Return all of the data exactly as written, without the pictures.

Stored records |
• • • • •

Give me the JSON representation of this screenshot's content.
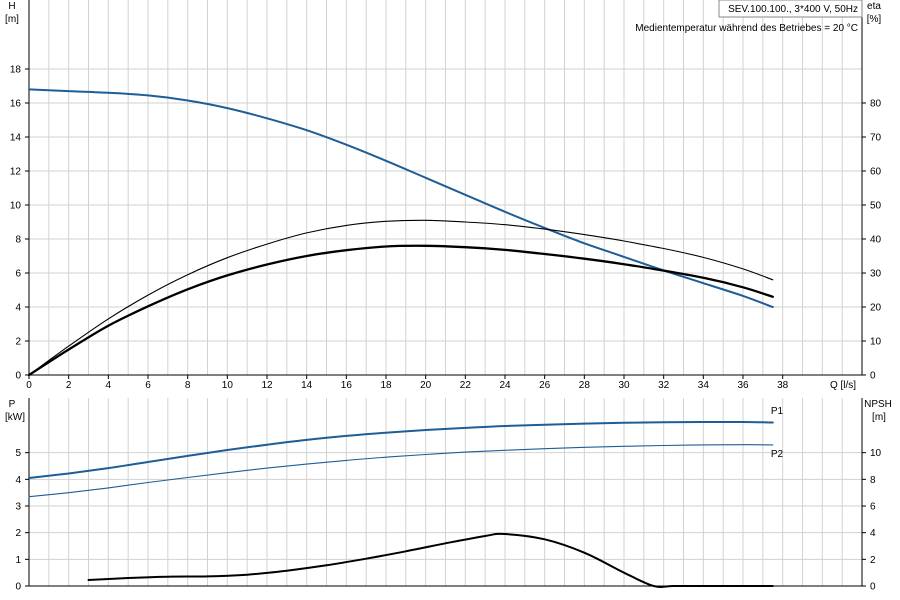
{
  "chart_data": [
    {
      "type": "line",
      "info_lines": [
        "SEV.100.100., 3*400 V, 50Hz",
        "Medientemperatur während des Betriebes = 20 °C"
      ],
      "xlabel": "Q [l/s]",
      "xlim": [
        0,
        42
      ],
      "xticks": [
        0,
        2,
        4,
        6,
        8,
        10,
        12,
        14,
        16,
        18,
        20,
        22,
        24,
        26,
        28,
        30,
        32,
        34,
        36,
        38
      ],
      "ylabel_left": [
        "H",
        "[m]"
      ],
      "ylim_left": [
        0,
        20
      ],
      "yticks_left": [
        0,
        2,
        4,
        6,
        8,
        10,
        12,
        14,
        16,
        18
      ],
      "ylabel_right": [
        "eta",
        "[%]"
      ],
      "ylim_right": [
        0,
        100
      ],
      "yticks_right": [
        0,
        10,
        20,
        30,
        40,
        50,
        60,
        70,
        80
      ],
      "grid": true,
      "series": [
        {
          "axis": "left",
          "color": "#1f5d96",
          "width": 2,
          "x": [
            0,
            2,
            4,
            6,
            8,
            10,
            12,
            14,
            16,
            18,
            20,
            22,
            24,
            26,
            28,
            30,
            32,
            34,
            36,
            37.5
          ],
          "values": [
            16.8,
            16.7,
            16.6,
            16.45,
            16.15,
            15.7,
            15.1,
            14.4,
            13.55,
            12.6,
            11.6,
            10.6,
            9.6,
            8.65,
            7.75,
            6.95,
            6.15,
            5.4,
            4.65,
            4.0
          ]
        },
        {
          "axis": "right",
          "color": "#000000",
          "width": 1.1,
          "x": [
            0,
            2,
            4,
            6,
            8,
            10,
            12,
            14,
            16,
            18,
            20,
            22,
            24,
            26,
            28,
            30,
            32,
            34,
            36,
            37.5
          ],
          "values": [
            0,
            8.5,
            16.5,
            23.5,
            29.5,
            34.5,
            38.5,
            41.8,
            44.0,
            45.2,
            45.5,
            45.0,
            44.2,
            42.9,
            41.3,
            39.4,
            37.2,
            34.6,
            31.2,
            28.0
          ]
        },
        {
          "axis": "right",
          "color": "#000000",
          "width": 2.3,
          "x": [
            0,
            2,
            4,
            6,
            8,
            10,
            12,
            14,
            16,
            18,
            20,
            22,
            24,
            26,
            28,
            30,
            32,
            34,
            36,
            37.5
          ],
          "values": [
            0,
            7.5,
            14.5,
            20.2,
            25.2,
            29.3,
            32.5,
            35.0,
            36.7,
            37.8,
            38.0,
            37.6,
            36.8,
            35.6,
            34.2,
            32.6,
            30.7,
            28.6,
            25.8,
            23.0
          ]
        }
      ]
    },
    {
      "type": "line",
      "xlim": [
        0,
        42
      ],
      "ylabel_left": [
        "P",
        "[kW]"
      ],
      "ylim_left": [
        0,
        6
      ],
      "yticks_left": [
        0,
        1,
        2,
        3,
        4,
        5
      ],
      "ylabel_right": [
        "NPSH",
        "[m]"
      ],
      "ylim_right": [
        0,
        12
      ],
      "yticks_right": [
        0,
        2,
        4,
        6,
        8,
        10
      ],
      "grid": true,
      "series": [
        {
          "name": "P1",
          "axis": "left",
          "color": "#1f5d96",
          "width": 2,
          "x": [
            0,
            2,
            4,
            6,
            8,
            10,
            12,
            14,
            16,
            18,
            20,
            22,
            24,
            26,
            28,
            30,
            32,
            34,
            36,
            37.5
          ],
          "values": [
            4.05,
            4.22,
            4.42,
            4.65,
            4.88,
            5.1,
            5.3,
            5.48,
            5.63,
            5.75,
            5.85,
            5.93,
            6.0,
            6.05,
            6.09,
            6.12,
            6.14,
            6.15,
            6.15,
            6.13
          ]
        },
        {
          "name": "P2",
          "axis": "left",
          "color": "#1f5d96",
          "width": 1.1,
          "x": [
            0,
            2,
            4,
            6,
            8,
            10,
            12,
            14,
            16,
            18,
            20,
            22,
            24,
            26,
            28,
            30,
            32,
            34,
            36,
            37.5
          ],
          "values": [
            3.35,
            3.5,
            3.68,
            3.88,
            4.07,
            4.25,
            4.42,
            4.57,
            4.71,
            4.83,
            4.93,
            5.02,
            5.09,
            5.15,
            5.2,
            5.24,
            5.27,
            5.29,
            5.3,
            5.29
          ]
        },
        {
          "axis": "right",
          "color": "#000000",
          "width": 2,
          "x": [
            3,
            5,
            7,
            9,
            11,
            13,
            15,
            17,
            19,
            21,
            23,
            24,
            26,
            28,
            30,
            31.5,
            32.5,
            34,
            36,
            37.5
          ],
          "values": [
            0.45,
            0.6,
            0.7,
            0.72,
            0.85,
            1.15,
            1.55,
            2.05,
            2.6,
            3.2,
            3.75,
            3.9,
            3.5,
            2.5,
            1.0,
            0,
            0,
            0,
            0,
            0
          ]
        }
      ]
    }
  ]
}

• • • • •

CORRECT RESULT |
Give me the JSON representation of this screenshot's content.
{
  "chart_data": [
    {
      "type": "line",
      "info_lines": [
        "SEV.100.100., 3*400 V, 50Hz",
        "Medientemperatur während des Betriebes = 20 °C"
      ],
      "xlabel": "Q [l/s]",
      "xlim": [
        0,
        42
      ],
      "xticks": [
        0,
        2,
        4,
        6,
        8,
        10,
        12,
        14,
        16,
        18,
        20,
        22,
        24,
        26,
        28,
        30,
        32,
        34,
        36,
        38
      ],
      "ylabel_left": [
        "H",
        "[m]"
      ],
      "ylim_left": [
        0,
        20
      ],
      "yticks_left": [
        0,
        2,
        4,
        6,
        8,
        10,
        12,
        14,
        16,
        18
      ],
      "ylabel_right": [
        "eta",
        "[%]"
      ],
      "ylim_right": [
        0,
        100
      ],
      "yticks_right": [
        0,
        10,
        20,
        30,
        40,
        50,
        60,
        70,
        80
      ],
      "grid": true,
      "series": [
        {
          "axis": "left",
          "color": "#1f5d96",
          "width": 2,
          "x": [
            0,
            2,
            4,
            6,
            8,
            10,
            12,
            14,
            16,
            18,
            20,
            22,
            24,
            26,
            28,
            30,
            32,
            34,
            36,
            37.5
          ],
          "values": [
            16.8,
            16.7,
            16.6,
            16.45,
            16.15,
            15.7,
            15.1,
            14.4,
            13.55,
            12.6,
            11.6,
            10.6,
            9.6,
            8.65,
            7.75,
            6.95,
            6.15,
            5.4,
            4.65,
            4.0
          ]
        },
        {
          "axis": "right",
          "color": "#000000",
          "width": 1.1,
          "x": [
            0,
            2,
            4,
            6,
            8,
            10,
            12,
            14,
            16,
            18,
            20,
            22,
            24,
            26,
            28,
            30,
            32,
            34,
            36,
            37.5
          ],
          "values": [
            0,
            8.5,
            16.5,
            23.5,
            29.5,
            34.5,
            38.5,
            41.8,
            44.0,
            45.2,
            45.5,
            45.0,
            44.2,
            42.9,
            41.3,
            39.4,
            37.2,
            34.6,
            31.2,
            28.0
          ]
        },
        {
          "axis": "right",
          "color": "#000000",
          "width": 2.3,
          "x": [
            0,
            2,
            4,
            6,
            8,
            10,
            12,
            14,
            16,
            18,
            20,
            22,
            24,
            26,
            28,
            30,
            32,
            34,
            36,
            37.5
          ],
          "values": [
            0,
            7.5,
            14.5,
            20.2,
            25.2,
            29.3,
            32.5,
            35.0,
            36.7,
            37.8,
            38.0,
            37.6,
            36.8,
            35.6,
            34.2,
            32.6,
            30.7,
            28.6,
            25.8,
            23.0
          ]
        }
      ]
    },
    {
      "type": "line",
      "xlim": [
        0,
        42
      ],
      "ylabel_left": [
        "P",
        "[kW]"
      ],
      "ylim_left": [
        0,
        6
      ],
      "yticks_left": [
        0,
        1,
        2,
        3,
        4,
        5
      ],
      "ylabel_right": [
        "NPSH",
        "[m]"
      ],
      "ylim_right": [
        0,
        12
      ],
      "yticks_right": [
        0,
        2,
        4,
        6,
        8,
        10
      ],
      "grid": true,
      "series": [
        {
          "name": "P1",
          "axis": "left",
          "color": "#1f5d96",
          "width": 2,
          "x": [
            0,
            2,
            4,
            6,
            8,
            10,
            12,
            14,
            16,
            18,
            20,
            22,
            24,
            26,
            28,
            30,
            32,
            34,
            36,
            37.5
          ],
          "values": [
            4.05,
            4.22,
            4.42,
            4.65,
            4.88,
            5.1,
            5.3,
            5.48,
            5.63,
            5.75,
            5.85,
            5.93,
            6.0,
            6.05,
            6.09,
            6.12,
            6.14,
            6.15,
            6.15,
            6.13
          ]
        },
        {
          "name": "P2",
          "axis": "left",
          "color": "#1f5d96",
          "width": 1.1,
          "x": [
            0,
            2,
            4,
            6,
            8,
            10,
            12,
            14,
            16,
            18,
            20,
            22,
            24,
            26,
            28,
            30,
            32,
            34,
            36,
            37.5
          ],
          "values": [
            3.35,
            3.5,
            3.68,
            3.88,
            4.07,
            4.25,
            4.42,
            4.57,
            4.71,
            4.83,
            4.93,
            5.02,
            5.09,
            5.15,
            5.2,
            5.24,
            5.27,
            5.29,
            5.3,
            5.29
          ]
        },
        {
          "axis": "right",
          "color": "#000000",
          "width": 2,
          "x": [
            3,
            5,
            7,
            9,
            11,
            13,
            15,
            17,
            19,
            21,
            23,
            24,
            26,
            28,
            30,
            31.5,
            32.5,
            34,
            36,
            37.5
          ],
          "values": [
            0.45,
            0.6,
            0.7,
            0.72,
            0.85,
            1.15,
            1.55,
            2.05,
            2.6,
            3.2,
            3.75,
            3.9,
            3.5,
            2.5,
            1.0,
            0,
            0,
            0,
            0,
            0
          ]
        }
      ]
    }
  ]
}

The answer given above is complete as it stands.